> [What the task requires]
Show every line of the material below that contains the string "legend", copying each one in full.

Begin Input records

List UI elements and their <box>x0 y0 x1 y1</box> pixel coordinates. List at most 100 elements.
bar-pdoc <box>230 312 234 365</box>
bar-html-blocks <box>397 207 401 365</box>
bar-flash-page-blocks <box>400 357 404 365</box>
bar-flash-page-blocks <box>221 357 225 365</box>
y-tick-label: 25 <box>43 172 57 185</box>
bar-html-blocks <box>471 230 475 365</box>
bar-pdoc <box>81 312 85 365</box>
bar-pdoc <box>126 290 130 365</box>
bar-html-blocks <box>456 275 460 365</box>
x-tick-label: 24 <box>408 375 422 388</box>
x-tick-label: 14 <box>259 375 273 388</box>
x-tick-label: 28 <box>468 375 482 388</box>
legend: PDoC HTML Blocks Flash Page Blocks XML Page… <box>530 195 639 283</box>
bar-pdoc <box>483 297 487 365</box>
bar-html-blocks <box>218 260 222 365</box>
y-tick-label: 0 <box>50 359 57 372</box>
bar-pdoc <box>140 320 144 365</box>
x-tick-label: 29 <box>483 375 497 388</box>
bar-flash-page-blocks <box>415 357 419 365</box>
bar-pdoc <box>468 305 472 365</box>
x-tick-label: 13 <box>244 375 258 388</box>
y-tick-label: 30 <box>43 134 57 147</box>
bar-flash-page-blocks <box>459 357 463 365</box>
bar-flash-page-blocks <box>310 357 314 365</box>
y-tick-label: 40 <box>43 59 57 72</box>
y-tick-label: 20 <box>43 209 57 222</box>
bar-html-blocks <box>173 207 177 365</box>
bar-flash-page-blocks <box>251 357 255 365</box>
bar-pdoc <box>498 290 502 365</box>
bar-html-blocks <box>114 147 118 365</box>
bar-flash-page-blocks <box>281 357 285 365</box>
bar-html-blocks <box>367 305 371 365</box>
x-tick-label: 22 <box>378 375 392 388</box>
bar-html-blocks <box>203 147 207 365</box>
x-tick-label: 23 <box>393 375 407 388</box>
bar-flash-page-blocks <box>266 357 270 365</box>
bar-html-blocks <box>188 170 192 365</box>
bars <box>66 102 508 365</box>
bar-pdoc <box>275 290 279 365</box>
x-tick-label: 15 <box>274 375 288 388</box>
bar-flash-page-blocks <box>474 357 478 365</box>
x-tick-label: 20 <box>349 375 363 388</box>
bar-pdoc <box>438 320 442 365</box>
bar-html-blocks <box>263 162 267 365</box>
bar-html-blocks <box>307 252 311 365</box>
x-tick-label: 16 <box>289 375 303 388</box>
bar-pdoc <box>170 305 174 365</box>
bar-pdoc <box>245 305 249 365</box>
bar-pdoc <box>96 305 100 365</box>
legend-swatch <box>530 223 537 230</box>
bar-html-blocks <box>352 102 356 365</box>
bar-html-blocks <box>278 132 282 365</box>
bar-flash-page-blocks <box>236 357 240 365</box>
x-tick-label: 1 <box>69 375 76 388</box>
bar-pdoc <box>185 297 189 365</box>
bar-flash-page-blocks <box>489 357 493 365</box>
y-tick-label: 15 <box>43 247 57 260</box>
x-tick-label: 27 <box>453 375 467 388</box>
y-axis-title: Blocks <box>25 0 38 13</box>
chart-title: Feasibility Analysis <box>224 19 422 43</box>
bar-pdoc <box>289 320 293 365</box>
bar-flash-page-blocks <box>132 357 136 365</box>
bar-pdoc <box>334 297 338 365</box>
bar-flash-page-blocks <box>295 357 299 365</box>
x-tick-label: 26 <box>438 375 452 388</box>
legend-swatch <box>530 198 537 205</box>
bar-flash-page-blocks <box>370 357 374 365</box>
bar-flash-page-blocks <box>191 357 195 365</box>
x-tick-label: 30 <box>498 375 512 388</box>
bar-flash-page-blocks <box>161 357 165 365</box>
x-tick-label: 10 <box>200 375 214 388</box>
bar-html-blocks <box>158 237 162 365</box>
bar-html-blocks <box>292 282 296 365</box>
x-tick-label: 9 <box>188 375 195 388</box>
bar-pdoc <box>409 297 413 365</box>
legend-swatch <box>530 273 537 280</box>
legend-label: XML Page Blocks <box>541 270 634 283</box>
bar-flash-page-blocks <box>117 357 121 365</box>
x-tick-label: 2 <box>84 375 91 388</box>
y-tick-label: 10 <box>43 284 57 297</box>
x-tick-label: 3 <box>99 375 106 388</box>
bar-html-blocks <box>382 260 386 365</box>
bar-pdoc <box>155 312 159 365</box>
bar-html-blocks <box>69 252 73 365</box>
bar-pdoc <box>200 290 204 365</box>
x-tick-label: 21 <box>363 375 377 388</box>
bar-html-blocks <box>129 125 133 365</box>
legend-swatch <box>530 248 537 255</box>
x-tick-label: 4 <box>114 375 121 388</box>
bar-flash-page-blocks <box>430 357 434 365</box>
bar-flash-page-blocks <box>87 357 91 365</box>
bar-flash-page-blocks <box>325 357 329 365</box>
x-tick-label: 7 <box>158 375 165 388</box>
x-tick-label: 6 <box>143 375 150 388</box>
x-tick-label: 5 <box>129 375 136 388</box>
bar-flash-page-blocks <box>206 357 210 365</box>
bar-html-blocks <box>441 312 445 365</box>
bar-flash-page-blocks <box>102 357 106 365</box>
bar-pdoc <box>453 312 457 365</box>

End Input records

> [The answer]
legend: PDoC HTML Blocks Flash Page Blocks XML Page… <box>530 195 639 283</box>
legend-swatch <box>530 223 537 230</box>
legend-swatch <box>530 198 537 205</box>
legend-swatch <box>530 273 537 280</box>
legend-label: XML Page Blocks <box>541 270 634 283</box>
legend-swatch <box>530 248 537 255</box>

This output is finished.